• **Brief**
Make an exact copy of all the entries, with the pictures left out.

• **Extracted data**
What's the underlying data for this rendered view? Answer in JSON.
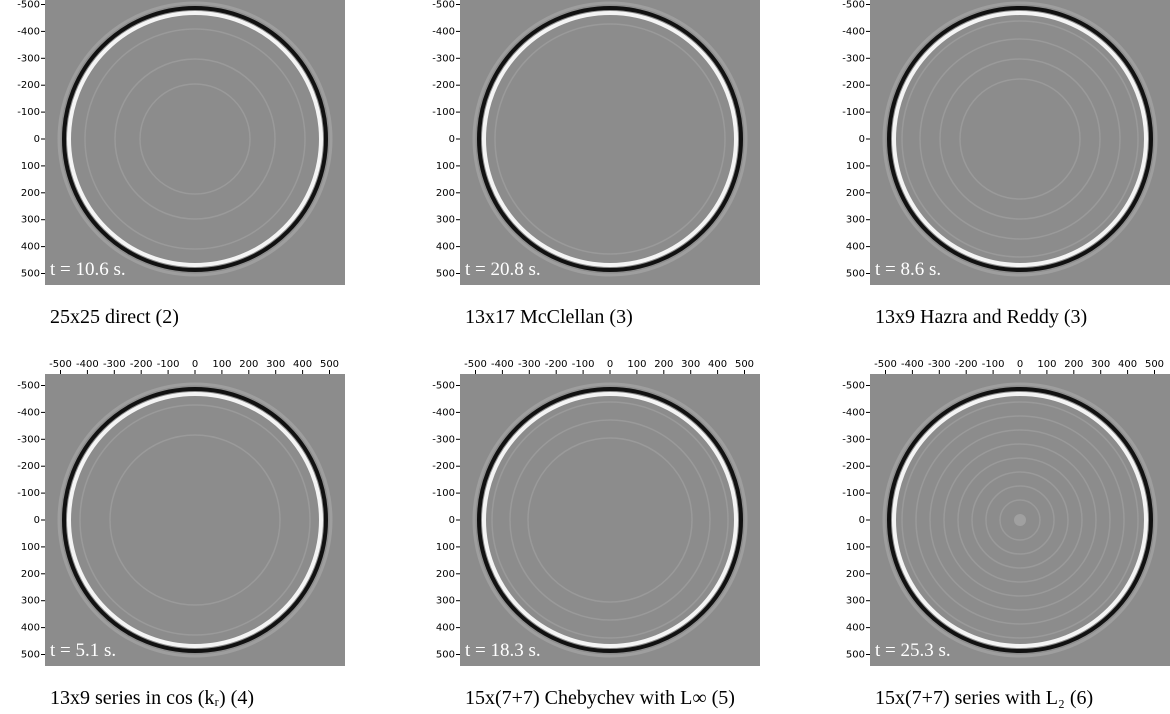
{
  "panels": [
    {
      "caption": "25x25 direct (2)",
      "time": "t = 10.6 s.",
      "yticks": [
        -500,
        -400,
        -300,
        -200,
        -100,
        0,
        100,
        200,
        300,
        400,
        500
      ]
    },
    {
      "caption": "13x17 McClellan (3)",
      "time": "t = 20.8 s.",
      "yticks": [
        -500,
        -400,
        -300,
        -200,
        -100,
        0,
        100,
        200,
        300,
        400,
        500
      ]
    },
    {
      "caption": "13x9 Hazra and Reddy (3)",
      "time": "t = 8.6 s.",
      "yticks": [
        -500,
        -400,
        -300,
        -200,
        -100,
        0,
        100,
        200,
        300,
        400,
        500
      ]
    },
    {
      "caption": "13x9 series in cos (kᵣ) (4)",
      "time": "t = 5.1 s.",
      "xticks": [
        -500,
        -400,
        -300,
        -200,
        -100,
        0,
        100,
        200,
        300,
        400,
        500
      ],
      "yticks": [
        -500,
        -400,
        -300,
        -200,
        -100,
        0,
        100,
        200,
        300,
        400,
        500
      ]
    },
    {
      "caption": "15x(7+7) Chebychev with L∞ (5)",
      "time": "t = 18.3 s.",
      "xticks": [
        -500,
        -400,
        -300,
        -200,
        -100,
        0,
        100,
        200,
        300,
        400,
        500
      ],
      "yticks": [
        -500,
        -400,
        -300,
        -200,
        -100,
        0,
        100,
        200,
        300,
        400,
        500
      ]
    },
    {
      "caption": "15x(7+7) series with L₂ (6)",
      "time": "t = 25.3 s.",
      "xticks": [
        -500,
        -400,
        -300,
        -200,
        -100,
        0,
        100,
        200,
        300,
        400,
        500
      ],
      "yticks": [
        -500,
        -400,
        -300,
        -200,
        -100,
        0,
        100,
        200,
        300,
        400,
        500
      ]
    }
  ]
}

• **Full solution**
What's the underlying data for this rendered view? Answer in JSON.
{
  "panels": [
    {
      "caption": "25x25 direct (2)",
      "time": "t = 10.6 s.",
      "yticks": [
        -500,
        -400,
        -300,
        -200,
        -100,
        0,
        100,
        200,
        300,
        400,
        500
      ]
    },
    {
      "caption": "13x17 McClellan (3)",
      "time": "t = 20.8 s.",
      "yticks": [
        -500,
        -400,
        -300,
        -200,
        -100,
        0,
        100,
        200,
        300,
        400,
        500
      ]
    },
    {
      "caption": "13x9 Hazra and Reddy (3)",
      "time": "t = 8.6 s.",
      "yticks": [
        -500,
        -400,
        -300,
        -200,
        -100,
        0,
        100,
        200,
        300,
        400,
        500
      ]
    },
    {
      "caption": "13x9 series in cos (kᵣ) (4)",
      "time": "t = 5.1 s.",
      "xticks": [
        -500,
        -400,
        -300,
        -200,
        -100,
        0,
        100,
        200,
        300,
        400,
        500
      ],
      "yticks": [
        -500,
        -400,
        -300,
        -200,
        -100,
        0,
        100,
        200,
        300,
        400,
        500
      ]
    },
    {
      "caption": "15x(7+7) Chebychev with L∞ (5)",
      "time": "t = 18.3 s.",
      "xticks": [
        -500,
        -400,
        -300,
        -200,
        -100,
        0,
        100,
        200,
        300,
        400,
        500
      ],
      "yticks": [
        -500,
        -400,
        -300,
        -200,
        -100,
        0,
        100,
        200,
        300,
        400,
        500
      ]
    },
    {
      "caption": "15x(7+7) series with L₂ (6)",
      "time": "t = 25.3 s.",
      "xticks": [
        -500,
        -400,
        -300,
        -200,
        -100,
        0,
        100,
        200,
        300,
        400,
        500
      ],
      "yticks": [
        -500,
        -400,
        -300,
        -200,
        -100,
        0,
        100,
        200,
        300,
        400,
        500
      ]
    }
  ]
}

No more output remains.